Return all of the entries exactly, with nothing added or left out.

====================

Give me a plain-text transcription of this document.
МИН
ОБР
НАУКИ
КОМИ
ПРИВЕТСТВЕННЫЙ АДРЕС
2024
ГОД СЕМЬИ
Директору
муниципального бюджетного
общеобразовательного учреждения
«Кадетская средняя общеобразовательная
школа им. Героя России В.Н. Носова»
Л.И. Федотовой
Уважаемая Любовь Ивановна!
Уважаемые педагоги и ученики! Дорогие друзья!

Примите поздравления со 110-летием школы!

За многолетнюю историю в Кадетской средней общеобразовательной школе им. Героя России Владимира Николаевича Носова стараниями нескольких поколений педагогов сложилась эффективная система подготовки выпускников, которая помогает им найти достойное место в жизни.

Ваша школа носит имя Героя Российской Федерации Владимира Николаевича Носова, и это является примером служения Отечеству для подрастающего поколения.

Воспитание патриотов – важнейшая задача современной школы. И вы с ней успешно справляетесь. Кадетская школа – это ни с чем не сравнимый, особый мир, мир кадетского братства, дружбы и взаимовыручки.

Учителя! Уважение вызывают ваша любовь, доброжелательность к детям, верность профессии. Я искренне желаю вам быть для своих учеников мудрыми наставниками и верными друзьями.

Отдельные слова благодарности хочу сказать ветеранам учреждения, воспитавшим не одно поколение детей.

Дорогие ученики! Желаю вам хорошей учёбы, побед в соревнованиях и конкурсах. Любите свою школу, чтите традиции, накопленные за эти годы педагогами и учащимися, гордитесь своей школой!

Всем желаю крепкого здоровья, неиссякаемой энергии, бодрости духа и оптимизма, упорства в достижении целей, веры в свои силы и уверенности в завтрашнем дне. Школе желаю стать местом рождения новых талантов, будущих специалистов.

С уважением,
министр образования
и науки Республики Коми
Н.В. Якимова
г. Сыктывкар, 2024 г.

====================

Written solution –
Give me a plain-text transcription of this document.
МИН
ОБР
НАУКИ
КОМИ
ПРИВЕТСТВЕННЫЙ АДРЕС
2024
ГОД СЕМЬИ
Директору
муниципального бюджетного
общеобразовательного учреждения
«Кадетская средняя общеобразовательная
школа им. Героя России В.Н. Носова»
Л.И. Федотовой
Уважаемая Любовь Ивановна!
Уважаемые педагоги и ученики! Дорогие друзья!

Примите поздравления со 110-летием школы!

За многолетнюю историю в Кадетской средней общеобразовательной школе им. Героя России Владимира Николаевича Носова стараниями нескольких поколений педагогов сложилась эффективная система подготовки выпускников, которая помогает им найти достойное место в жизни.

Ваша школа носит имя Героя Российской Федерации Владимира Николаевича Носова, и это является примером служения Отечеству для подрастающего поколения.

Воспитание патриотов – важнейшая задача современной школы. И вы с ней успешно справляетесь. Кадетская школа – это ни с чем не сравнимый, особый мир, мир кадетского братства, дружбы и взаимовыручки.

Учителя! Уважение вызывают ваша любовь, доброжелательность к детям, верность профессии. Я искренне желаю вам быть для своих учеников мудрыми наставниками и верными друзьями.

Отдельные слова благодарности хочу сказать ветеранам учреждения, воспитавшим не одно поколение детей.

Дорогие ученики! Желаю вам хорошей учёбы, побед в соревнованиях и конкурсах. Любите свою школу, чтите традиции, накопленные за эти годы педагогами и учащимися, гордитесь своей школой!

Всем желаю крепкого здоровья, неиссякаемой энергии, бодрости духа и оптимизма, упорства в достижении целей, веры в свои силы и уверенности в завтрашнем дне. Школе желаю стать местом рождения новых талантов, будущих специалистов.

С уважением,
министр образования
и науки Республики Коми
Н.В. Якимова
г. Сыктывкар, 2024 г.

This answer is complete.